[Objective]: Restate, word for word, all of the material shown below.

begin Entries shown

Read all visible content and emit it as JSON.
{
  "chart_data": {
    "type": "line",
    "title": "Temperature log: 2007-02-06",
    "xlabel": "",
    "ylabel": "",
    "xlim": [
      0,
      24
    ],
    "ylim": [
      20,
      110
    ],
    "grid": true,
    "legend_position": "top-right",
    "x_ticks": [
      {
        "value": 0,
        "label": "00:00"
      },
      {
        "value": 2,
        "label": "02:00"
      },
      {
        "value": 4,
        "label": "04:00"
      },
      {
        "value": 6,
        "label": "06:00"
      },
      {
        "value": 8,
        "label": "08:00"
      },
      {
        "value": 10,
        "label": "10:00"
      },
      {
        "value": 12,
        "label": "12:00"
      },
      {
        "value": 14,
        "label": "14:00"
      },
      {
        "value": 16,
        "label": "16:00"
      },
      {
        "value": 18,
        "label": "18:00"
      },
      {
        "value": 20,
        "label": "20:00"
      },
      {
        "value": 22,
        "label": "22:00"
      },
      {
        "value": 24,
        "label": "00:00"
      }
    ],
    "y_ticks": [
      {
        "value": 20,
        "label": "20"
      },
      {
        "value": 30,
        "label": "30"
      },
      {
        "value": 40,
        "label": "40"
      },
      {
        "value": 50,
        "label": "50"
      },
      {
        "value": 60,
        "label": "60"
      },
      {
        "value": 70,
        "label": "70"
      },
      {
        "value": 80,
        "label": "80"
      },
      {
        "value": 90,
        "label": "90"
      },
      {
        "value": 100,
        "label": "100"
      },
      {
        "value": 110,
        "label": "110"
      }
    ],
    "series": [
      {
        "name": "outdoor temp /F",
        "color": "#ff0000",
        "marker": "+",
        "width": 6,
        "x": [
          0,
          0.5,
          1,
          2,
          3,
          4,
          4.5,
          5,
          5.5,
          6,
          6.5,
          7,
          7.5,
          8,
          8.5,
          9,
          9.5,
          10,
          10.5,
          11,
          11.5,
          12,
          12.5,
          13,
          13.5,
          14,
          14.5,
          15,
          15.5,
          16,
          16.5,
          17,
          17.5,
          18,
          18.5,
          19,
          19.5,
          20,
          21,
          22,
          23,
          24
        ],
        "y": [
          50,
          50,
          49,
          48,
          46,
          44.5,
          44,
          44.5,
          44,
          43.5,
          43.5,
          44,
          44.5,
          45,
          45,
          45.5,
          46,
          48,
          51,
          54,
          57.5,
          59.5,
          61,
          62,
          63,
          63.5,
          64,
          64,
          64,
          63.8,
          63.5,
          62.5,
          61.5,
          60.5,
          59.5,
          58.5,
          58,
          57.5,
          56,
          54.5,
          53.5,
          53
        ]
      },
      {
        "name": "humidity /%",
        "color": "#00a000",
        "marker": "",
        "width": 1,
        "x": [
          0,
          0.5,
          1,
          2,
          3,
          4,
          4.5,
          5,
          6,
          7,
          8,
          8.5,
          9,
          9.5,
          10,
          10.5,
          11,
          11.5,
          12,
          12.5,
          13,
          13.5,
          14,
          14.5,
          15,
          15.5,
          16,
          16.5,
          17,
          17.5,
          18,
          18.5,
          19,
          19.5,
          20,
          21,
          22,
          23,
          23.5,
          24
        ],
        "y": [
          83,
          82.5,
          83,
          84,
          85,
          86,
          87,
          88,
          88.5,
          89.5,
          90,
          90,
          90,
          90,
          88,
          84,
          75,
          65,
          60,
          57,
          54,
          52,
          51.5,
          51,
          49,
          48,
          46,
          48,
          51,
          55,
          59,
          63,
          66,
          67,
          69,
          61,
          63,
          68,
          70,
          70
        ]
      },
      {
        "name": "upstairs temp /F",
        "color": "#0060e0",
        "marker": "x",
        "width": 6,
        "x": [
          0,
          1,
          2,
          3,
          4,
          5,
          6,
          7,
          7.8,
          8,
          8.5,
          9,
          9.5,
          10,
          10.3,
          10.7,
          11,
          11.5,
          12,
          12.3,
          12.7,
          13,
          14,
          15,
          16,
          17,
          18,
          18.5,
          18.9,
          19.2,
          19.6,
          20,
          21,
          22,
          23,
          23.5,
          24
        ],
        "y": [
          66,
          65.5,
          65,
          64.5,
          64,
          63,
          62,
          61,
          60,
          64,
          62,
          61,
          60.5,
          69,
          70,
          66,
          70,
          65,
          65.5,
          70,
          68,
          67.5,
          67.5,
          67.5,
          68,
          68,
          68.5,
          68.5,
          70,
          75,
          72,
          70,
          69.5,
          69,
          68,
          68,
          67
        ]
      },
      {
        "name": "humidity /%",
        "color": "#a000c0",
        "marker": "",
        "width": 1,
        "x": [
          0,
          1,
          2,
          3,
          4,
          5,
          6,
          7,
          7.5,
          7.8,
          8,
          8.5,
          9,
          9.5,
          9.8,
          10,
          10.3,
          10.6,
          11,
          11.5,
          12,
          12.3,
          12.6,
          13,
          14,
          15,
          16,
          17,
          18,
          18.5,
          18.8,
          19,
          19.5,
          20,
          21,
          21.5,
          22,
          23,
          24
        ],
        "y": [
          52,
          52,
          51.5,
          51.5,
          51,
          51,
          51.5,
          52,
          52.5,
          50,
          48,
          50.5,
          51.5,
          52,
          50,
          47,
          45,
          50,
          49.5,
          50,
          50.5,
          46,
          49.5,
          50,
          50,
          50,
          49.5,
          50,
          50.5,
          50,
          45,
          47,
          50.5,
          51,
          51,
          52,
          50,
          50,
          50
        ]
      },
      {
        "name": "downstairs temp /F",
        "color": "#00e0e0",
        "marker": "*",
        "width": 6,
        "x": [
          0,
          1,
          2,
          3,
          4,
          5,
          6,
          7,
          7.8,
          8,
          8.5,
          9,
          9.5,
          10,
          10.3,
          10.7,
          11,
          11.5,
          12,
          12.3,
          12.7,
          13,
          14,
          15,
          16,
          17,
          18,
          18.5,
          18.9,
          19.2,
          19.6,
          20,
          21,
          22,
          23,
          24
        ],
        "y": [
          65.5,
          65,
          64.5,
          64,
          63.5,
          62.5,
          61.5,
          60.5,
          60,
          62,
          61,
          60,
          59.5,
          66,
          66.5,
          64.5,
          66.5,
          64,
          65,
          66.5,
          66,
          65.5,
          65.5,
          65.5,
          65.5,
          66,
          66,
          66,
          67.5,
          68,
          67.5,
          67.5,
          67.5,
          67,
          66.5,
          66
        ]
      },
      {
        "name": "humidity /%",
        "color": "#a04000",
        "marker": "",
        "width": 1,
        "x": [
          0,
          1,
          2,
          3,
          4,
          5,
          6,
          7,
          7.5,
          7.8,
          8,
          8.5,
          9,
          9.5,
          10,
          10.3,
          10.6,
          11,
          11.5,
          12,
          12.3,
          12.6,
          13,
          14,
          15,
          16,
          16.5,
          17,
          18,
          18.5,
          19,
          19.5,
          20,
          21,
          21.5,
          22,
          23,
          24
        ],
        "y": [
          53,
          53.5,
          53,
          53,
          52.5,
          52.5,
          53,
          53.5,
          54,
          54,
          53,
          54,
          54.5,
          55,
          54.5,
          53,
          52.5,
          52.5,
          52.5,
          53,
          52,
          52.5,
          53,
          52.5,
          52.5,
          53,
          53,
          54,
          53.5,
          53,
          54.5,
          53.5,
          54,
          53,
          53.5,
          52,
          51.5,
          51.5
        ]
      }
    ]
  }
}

end Entries shown

[Exercise response]:
Read all visible content and emit it as JSON.
{
  "chart_data": {
    "type": "line",
    "title": "Temperature log: 2007-02-06",
    "xlabel": "",
    "ylabel": "",
    "xlim": [
      0,
      24
    ],
    "ylim": [
      20,
      110
    ],
    "grid": true,
    "legend_position": "top-right",
    "x_ticks": [
      {
        "value": 0,
        "label": "00:00"
      },
      {
        "value": 2,
        "label": "02:00"
      },
      {
        "value": 4,
        "label": "04:00"
      },
      {
        "value": 6,
        "label": "06:00"
      },
      {
        "value": 8,
        "label": "08:00"
      },
      {
        "value": 10,
        "label": "10:00"
      },
      {
        "value": 12,
        "label": "12:00"
      },
      {
        "value": 14,
        "label": "14:00"
      },
      {
        "value": 16,
        "label": "16:00"
      },
      {
        "value": 18,
        "label": "18:00"
      },
      {
        "value": 20,
        "label": "20:00"
      },
      {
        "value": 22,
        "label": "22:00"
      },
      {
        "value": 24,
        "label": "00:00"
      }
    ],
    "y_ticks": [
      {
        "value": 20,
        "label": "20"
      },
      {
        "value": 30,
        "label": "30"
      },
      {
        "value": 40,
        "label": "40"
      },
      {
        "value": 50,
        "label": "50"
      },
      {
        "value": 60,
        "label": "60"
      },
      {
        "value": 70,
        "label": "70"
      },
      {
        "value": 80,
        "label": "80"
      },
      {
        "value": 90,
        "label": "90"
      },
      {
        "value": 100,
        "label": "100"
      },
      {
        "value": 110,
        "label": "110"
      }
    ],
    "series": [
      {
        "name": "outdoor temp /F",
        "color": "#ff0000",
        "marker": "+",
        "width": 6,
        "x": [
          0,
          0.5,
          1,
          2,
          3,
          4,
          4.5,
          5,
          5.5,
          6,
          6.5,
          7,
          7.5,
          8,
          8.5,
          9,
          9.5,
          10,
          10.5,
          11,
          11.5,
          12,
          12.5,
          13,
          13.5,
          14,
          14.5,
          15,
          15.5,
          16,
          16.5,
          17,
          17.5,
          18,
          18.5,
          19,
          19.5,
          20,
          21,
          22,
          23,
          24
        ],
        "y": [
          50,
          50,
          49,
          48,
          46,
          44.5,
          44,
          44.5,
          44,
          43.5,
          43.5,
          44,
          44.5,
          45,
          45,
          45.5,
          46,
          48,
          51,
          54,
          57.5,
          59.5,
          61,
          62,
          63,
          63.5,
          64,
          64,
          64,
          63.8,
          63.5,
          62.5,
          61.5,
          60.5,
          59.5,
          58.5,
          58,
          57.5,
          56,
          54.5,
          53.5,
          53
        ]
      },
      {
        "name": "humidity /%",
        "color": "#00a000",
        "marker": "",
        "width": 1,
        "x": [
          0,
          0.5,
          1,
          2,
          3,
          4,
          4.5,
          5,
          6,
          7,
          8,
          8.5,
          9,
          9.5,
          10,
          10.5,
          11,
          11.5,
          12,
          12.5,
          13,
          13.5,
          14,
          14.5,
          15,
          15.5,
          16,
          16.5,
          17,
          17.5,
          18,
          18.5,
          19,
          19.5,
          20,
          21,
          22,
          23,
          23.5,
          24
        ],
        "y": [
          83,
          82.5,
          83,
          84,
          85,
          86,
          87,
          88,
          88.5,
          89.5,
          90,
          90,
          90,
          90,
          88,
          84,
          75,
          65,
          60,
          57,
          54,
          52,
          51.5,
          51,
          49,
          48,
          46,
          48,
          51,
          55,
          59,
          63,
          66,
          67,
          69,
          61,
          63,
          68,
          70,
          70
        ]
      },
      {
        "name": "upstairs temp /F",
        "color": "#0060e0",
        "marker": "x",
        "width": 6,
        "x": [
          0,
          1,
          2,
          3,
          4,
          5,
          6,
          7,
          7.8,
          8,
          8.5,
          9,
          9.5,
          10,
          10.3,
          10.7,
          11,
          11.5,
          12,
          12.3,
          12.7,
          13,
          14,
          15,
          16,
          17,
          18,
          18.5,
          18.9,
          19.2,
          19.6,
          20,
          21,
          22,
          23,
          23.5,
          24
        ],
        "y": [
          66,
          65.5,
          65,
          64.5,
          64,
          63,
          62,
          61,
          60,
          64,
          62,
          61,
          60.5,
          69,
          70,
          66,
          70,
          65,
          65.5,
          70,
          68,
          67.5,
          67.5,
          67.5,
          68,
          68,
          68.5,
          68.5,
          70,
          75,
          72,
          70,
          69.5,
          69,
          68,
          68,
          67
        ]
      },
      {
        "name": "humidity /%",
        "color": "#a000c0",
        "marker": "",
        "width": 1,
        "x": [
          0,
          1,
          2,
          3,
          4,
          5,
          6,
          7,
          7.5,
          7.8,
          8,
          8.5,
          9,
          9.5,
          9.8,
          10,
          10.3,
          10.6,
          11,
          11.5,
          12,
          12.3,
          12.6,
          13,
          14,
          15,
          16,
          17,
          18,
          18.5,
          18.8,
          19,
          19.5,
          20,
          21,
          21.5,
          22,
          23,
          24
        ],
        "y": [
          52,
          52,
          51.5,
          51.5,
          51,
          51,
          51.5,
          52,
          52.5,
          50,
          48,
          50.5,
          51.5,
          52,
          50,
          47,
          45,
          50,
          49.5,
          50,
          50.5,
          46,
          49.5,
          50,
          50,
          50,
          49.5,
          50,
          50.5,
          50,
          45,
          47,
          50.5,
          51,
          51,
          52,
          50,
          50,
          50
        ]
      },
      {
        "name": "downstairs temp /F",
        "color": "#00e0e0",
        "marker": "*",
        "width": 6,
        "x": [
          0,
          1,
          2,
          3,
          4,
          5,
          6,
          7,
          7.8,
          8,
          8.5,
          9,
          9.5,
          10,
          10.3,
          10.7,
          11,
          11.5,
          12,
          12.3,
          12.7,
          13,
          14,
          15,
          16,
          17,
          18,
          18.5,
          18.9,
          19.2,
          19.6,
          20,
          21,
          22,
          23,
          24
        ],
        "y": [
          65.5,
          65,
          64.5,
          64,
          63.5,
          62.5,
          61.5,
          60.5,
          60,
          62,
          61,
          60,
          59.5,
          66,
          66.5,
          64.5,
          66.5,
          64,
          65,
          66.5,
          66,
          65.5,
          65.5,
          65.5,
          65.5,
          66,
          66,
          66,
          67.5,
          68,
          67.5,
          67.5,
          67.5,
          67,
          66.5,
          66
        ]
      },
      {
        "name": "humidity /%",
        "color": "#a04000",
        "marker": "",
        "width": 1,
        "x": [
          0,
          1,
          2,
          3,
          4,
          5,
          6,
          7,
          7.5,
          7.8,
          8,
          8.5,
          9,
          9.5,
          10,
          10.3,
          10.6,
          11,
          11.5,
          12,
          12.3,
          12.6,
          13,
          14,
          15,
          16,
          16.5,
          17,
          18,
          18.5,
          19,
          19.5,
          20,
          21,
          21.5,
          22,
          23,
          24
        ],
        "y": [
          53,
          53.5,
          53,
          53,
          52.5,
          52.5,
          53,
          53.5,
          54,
          54,
          53,
          54,
          54.5,
          55,
          54.5,
          53,
          52.5,
          52.5,
          52.5,
          53,
          52,
          52.5,
          53,
          52.5,
          52.5,
          53,
          53,
          54,
          53.5,
          53,
          54.5,
          53.5,
          54,
          53,
          53.5,
          52,
          51.5,
          51.5
        ]
      }
    ]
  }
}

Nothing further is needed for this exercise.